═══ Records for this task ═══

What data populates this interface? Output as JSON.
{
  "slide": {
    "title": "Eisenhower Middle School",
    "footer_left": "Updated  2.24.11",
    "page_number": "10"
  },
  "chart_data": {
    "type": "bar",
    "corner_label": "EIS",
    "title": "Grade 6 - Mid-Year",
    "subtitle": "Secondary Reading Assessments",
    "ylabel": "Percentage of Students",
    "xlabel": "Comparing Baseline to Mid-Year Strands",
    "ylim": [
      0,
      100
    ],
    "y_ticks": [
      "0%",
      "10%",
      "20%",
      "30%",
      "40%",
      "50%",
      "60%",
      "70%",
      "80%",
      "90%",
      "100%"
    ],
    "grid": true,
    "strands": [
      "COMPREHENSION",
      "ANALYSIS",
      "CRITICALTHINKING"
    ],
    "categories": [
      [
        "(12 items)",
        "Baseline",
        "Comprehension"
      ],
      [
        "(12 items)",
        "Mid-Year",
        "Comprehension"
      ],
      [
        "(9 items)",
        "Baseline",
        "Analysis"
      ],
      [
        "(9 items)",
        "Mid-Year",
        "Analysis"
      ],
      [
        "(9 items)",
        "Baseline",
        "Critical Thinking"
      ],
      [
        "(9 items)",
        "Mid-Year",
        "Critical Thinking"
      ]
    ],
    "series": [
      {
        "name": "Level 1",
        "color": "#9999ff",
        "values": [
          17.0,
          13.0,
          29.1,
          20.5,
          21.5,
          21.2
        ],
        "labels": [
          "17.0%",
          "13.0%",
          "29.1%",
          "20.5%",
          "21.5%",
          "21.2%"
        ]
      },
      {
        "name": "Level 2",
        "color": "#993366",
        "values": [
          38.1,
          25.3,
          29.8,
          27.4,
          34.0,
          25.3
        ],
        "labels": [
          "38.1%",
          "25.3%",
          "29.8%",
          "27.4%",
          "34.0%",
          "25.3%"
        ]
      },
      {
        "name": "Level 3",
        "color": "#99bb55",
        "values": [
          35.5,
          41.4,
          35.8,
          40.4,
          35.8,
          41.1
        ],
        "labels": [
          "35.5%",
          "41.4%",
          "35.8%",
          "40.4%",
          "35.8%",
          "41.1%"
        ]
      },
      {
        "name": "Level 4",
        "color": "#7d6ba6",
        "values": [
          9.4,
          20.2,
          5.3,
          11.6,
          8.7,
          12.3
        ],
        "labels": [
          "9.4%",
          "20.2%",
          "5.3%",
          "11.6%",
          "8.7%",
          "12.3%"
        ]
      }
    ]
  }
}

═══

Given request: The records above are to be repeated exactly, in their entirety.

Solution for this problem:
What data populates this interface? Output as JSON.
{
  "slide": {
    "title": "Eisenhower Middle School",
    "footer_left": "Updated  2.24.11",
    "page_number": "10"
  },
  "chart_data": {
    "type": "bar",
    "corner_label": "EIS",
    "title": "Grade 6 - Mid-Year",
    "subtitle": "Secondary Reading Assessments",
    "ylabel": "Percentage of Students",
    "xlabel": "Comparing Baseline to Mid-Year Strands",
    "ylim": [
      0,
      100
    ],
    "y_ticks": [
      "0%",
      "10%",
      "20%",
      "30%",
      "40%",
      "50%",
      "60%",
      "70%",
      "80%",
      "90%",
      "100%"
    ],
    "grid": true,
    "strands": [
      "COMPREHENSION",
      "ANALYSIS",
      "CRITICALTHINKING"
    ],
    "categories": [
      [
        "(12 items)",
        "Baseline",
        "Comprehension"
      ],
      [
        "(12 items)",
        "Mid-Year",
        "Comprehension"
      ],
      [
        "(9 items)",
        "Baseline",
        "Analysis"
      ],
      [
        "(9 items)",
        "Mid-Year",
        "Analysis"
      ],
      [
        "(9 items)",
        "Baseline",
        "Critical Thinking"
      ],
      [
        "(9 items)",
        "Mid-Year",
        "Critical Thinking"
      ]
    ],
    "series": [
      {
        "name": "Level 1",
        "color": "#9999ff",
        "values": [
          17.0,
          13.0,
          29.1,
          20.5,
          21.5,
          21.2
        ],
        "labels": [
          "17.0%",
          "13.0%",
          "29.1%",
          "20.5%",
          "21.5%",
          "21.2%"
        ]
      },
      {
        "name": "Level 2",
        "color": "#993366",
        "values": [
          38.1,
          25.3,
          29.8,
          27.4,
          34.0,
          25.3
        ],
        "labels": [
          "38.1%",
          "25.3%",
          "29.8%",
          "27.4%",
          "34.0%",
          "25.3%"
        ]
      },
      {
        "name": "Level 3",
        "color": "#99bb55",
        "values": [
          35.5,
          41.4,
          35.8,
          40.4,
          35.8,
          41.1
        ],
        "labels": [
          "35.5%",
          "41.4%",
          "35.8%",
          "40.4%",
          "35.8%",
          "41.1%"
        ]
      },
      {
        "name": "Level 4",
        "color": "#7d6ba6",
        "values": [
          9.4,
          20.2,
          5.3,
          11.6,
          8.7,
          12.3
        ],
        "labels": [
          "9.4%",
          "20.2%",
          "5.3%",
          "11.6%",
          "8.7%",
          "12.3%"
        ]
      }
    ]
  }
}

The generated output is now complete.